# [EXERCISE TASK]
Take every line that has the string "turli" and copy it out.

# [MATERIAL PROVIDED]
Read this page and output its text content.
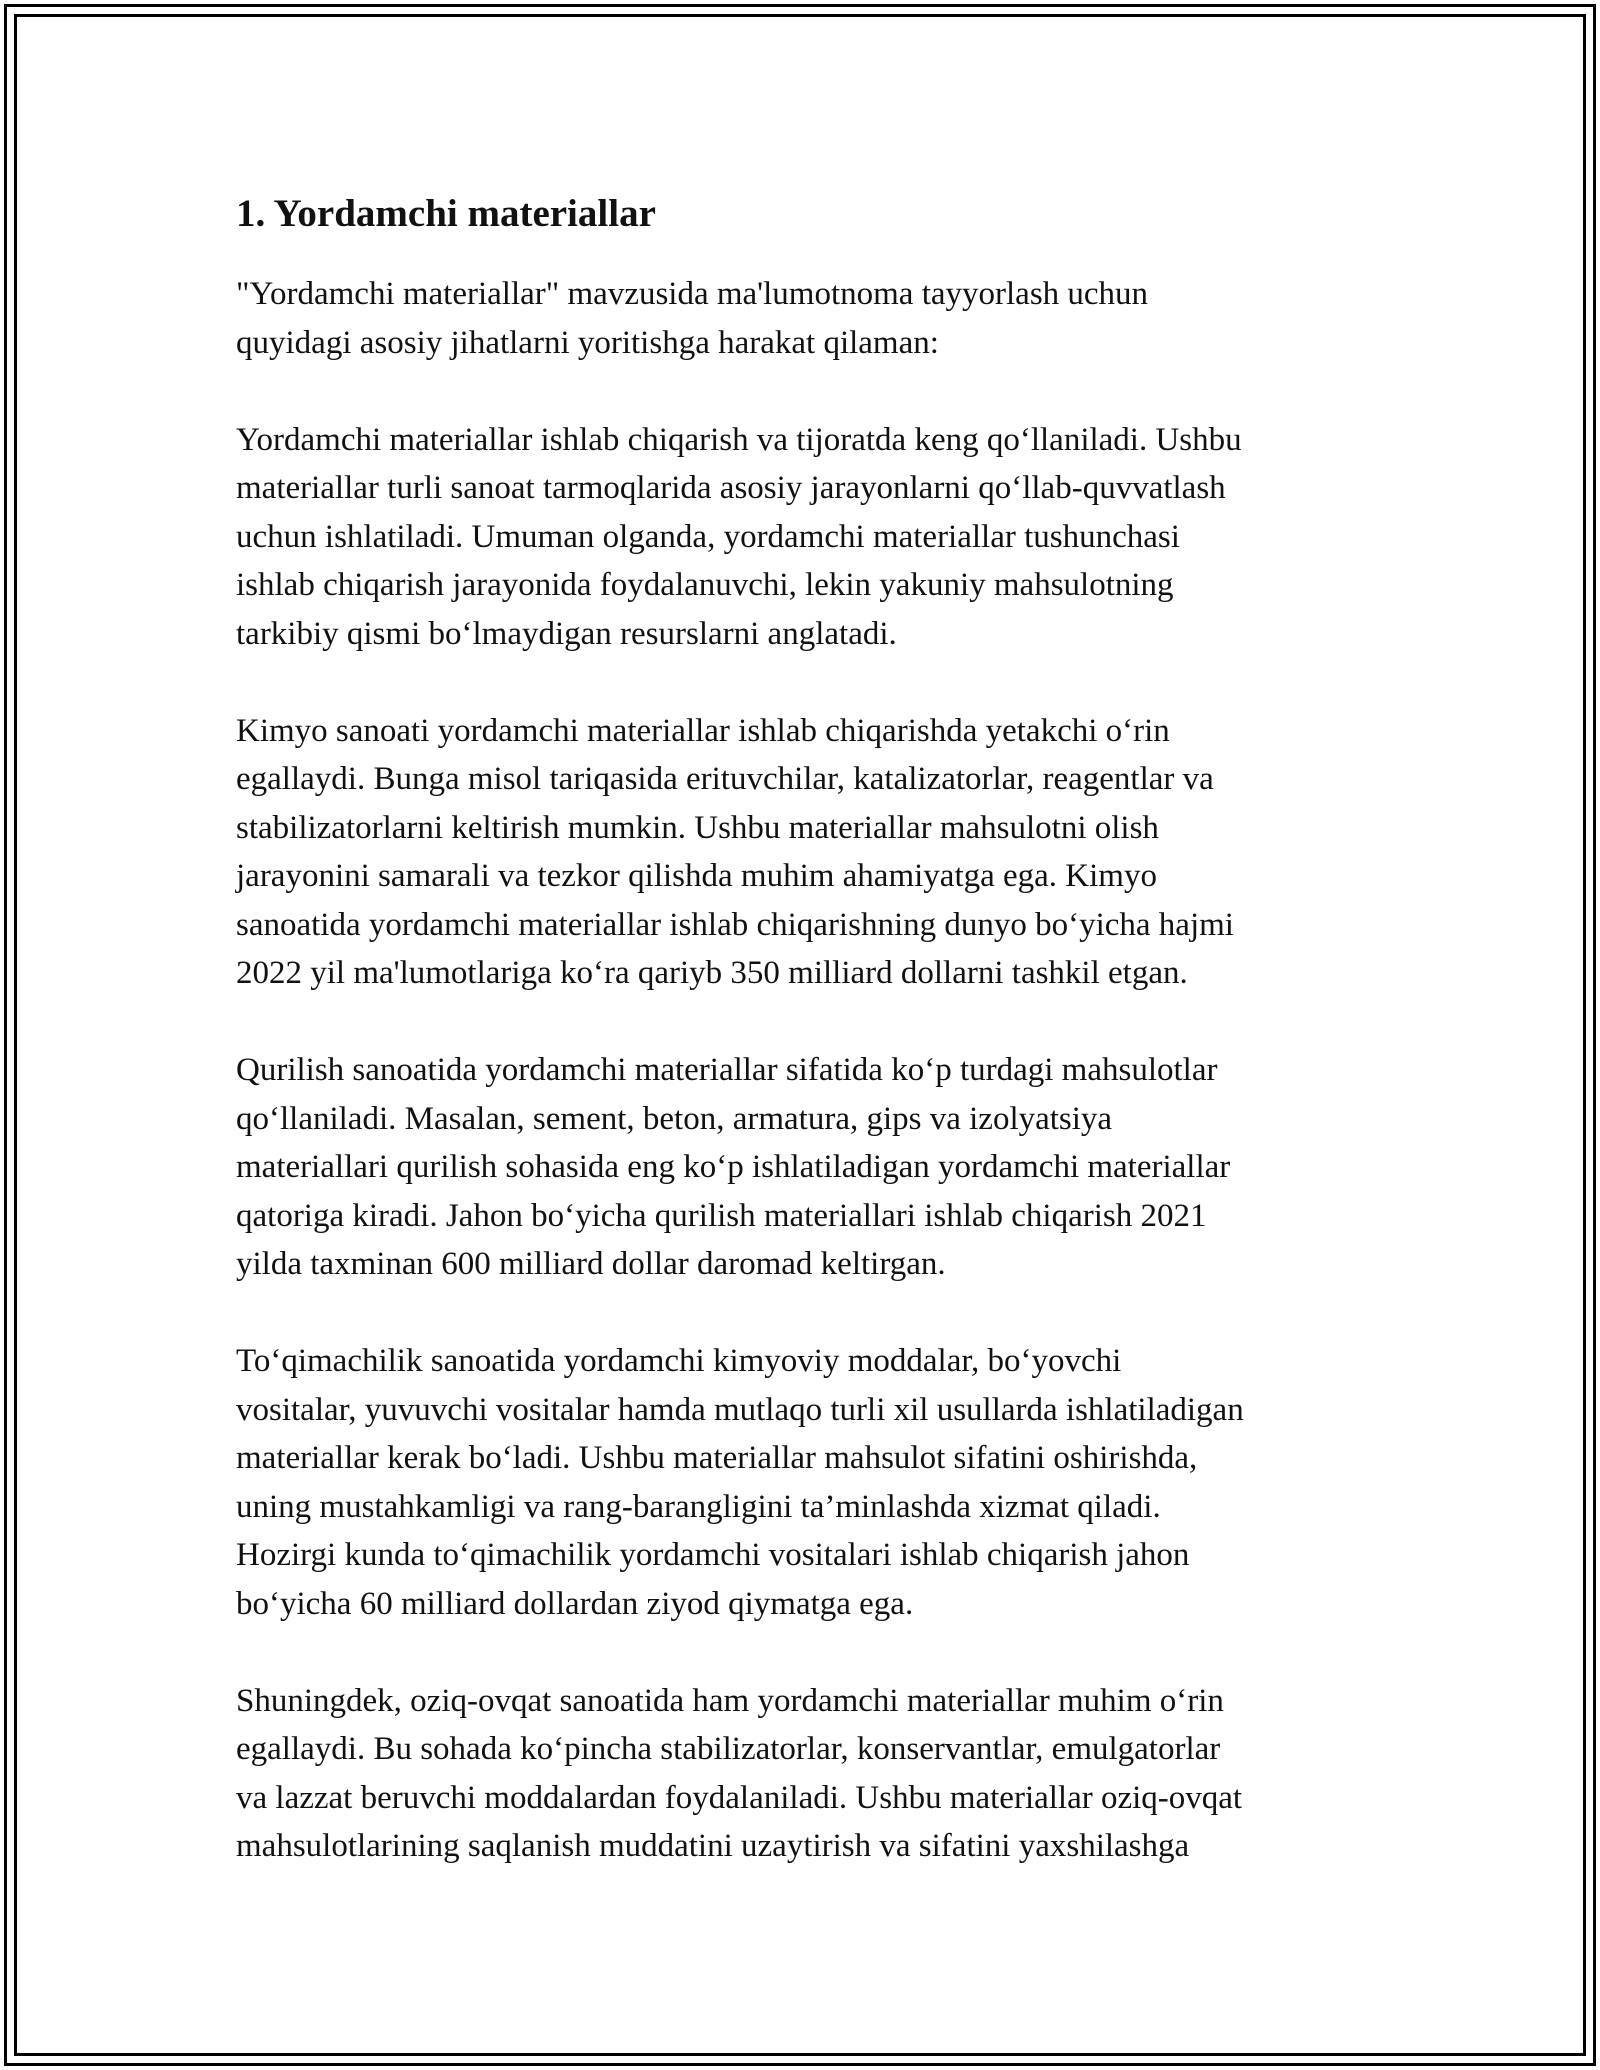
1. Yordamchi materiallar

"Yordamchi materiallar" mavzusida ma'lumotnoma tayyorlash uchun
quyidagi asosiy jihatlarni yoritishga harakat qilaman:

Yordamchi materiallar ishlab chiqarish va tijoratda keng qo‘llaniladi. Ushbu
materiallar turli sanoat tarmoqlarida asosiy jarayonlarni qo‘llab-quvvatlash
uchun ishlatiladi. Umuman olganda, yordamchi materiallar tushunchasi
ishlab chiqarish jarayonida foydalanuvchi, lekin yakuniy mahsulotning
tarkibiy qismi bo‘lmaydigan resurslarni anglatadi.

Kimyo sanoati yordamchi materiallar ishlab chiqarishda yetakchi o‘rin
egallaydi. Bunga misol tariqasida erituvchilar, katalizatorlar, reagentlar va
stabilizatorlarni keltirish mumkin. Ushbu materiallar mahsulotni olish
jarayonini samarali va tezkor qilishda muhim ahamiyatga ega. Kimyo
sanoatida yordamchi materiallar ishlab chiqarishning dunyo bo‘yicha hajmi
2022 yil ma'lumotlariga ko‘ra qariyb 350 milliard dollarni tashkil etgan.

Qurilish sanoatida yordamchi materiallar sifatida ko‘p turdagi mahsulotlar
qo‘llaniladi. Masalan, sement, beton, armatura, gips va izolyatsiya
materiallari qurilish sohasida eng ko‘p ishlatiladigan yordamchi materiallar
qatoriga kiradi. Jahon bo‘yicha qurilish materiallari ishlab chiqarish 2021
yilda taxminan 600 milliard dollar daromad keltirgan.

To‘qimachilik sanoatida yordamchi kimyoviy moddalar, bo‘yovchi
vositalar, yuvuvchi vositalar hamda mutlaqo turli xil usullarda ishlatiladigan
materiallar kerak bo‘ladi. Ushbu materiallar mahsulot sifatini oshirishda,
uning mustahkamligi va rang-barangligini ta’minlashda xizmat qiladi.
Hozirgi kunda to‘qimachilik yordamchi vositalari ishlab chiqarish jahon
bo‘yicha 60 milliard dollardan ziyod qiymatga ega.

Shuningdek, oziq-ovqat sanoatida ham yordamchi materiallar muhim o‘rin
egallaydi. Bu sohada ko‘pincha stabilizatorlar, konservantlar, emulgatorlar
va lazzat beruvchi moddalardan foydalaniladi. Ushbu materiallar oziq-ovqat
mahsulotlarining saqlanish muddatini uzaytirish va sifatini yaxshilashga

# [RESPONSE TO THIS TASK]
materiallar turli sanoat tarmoqlarida asosiy jarayonlarni qo‘llab-quvvatlash
vositalar, yuvuvchi vositalar hamda mutlaqo turli xil usullarda ishlatiladigan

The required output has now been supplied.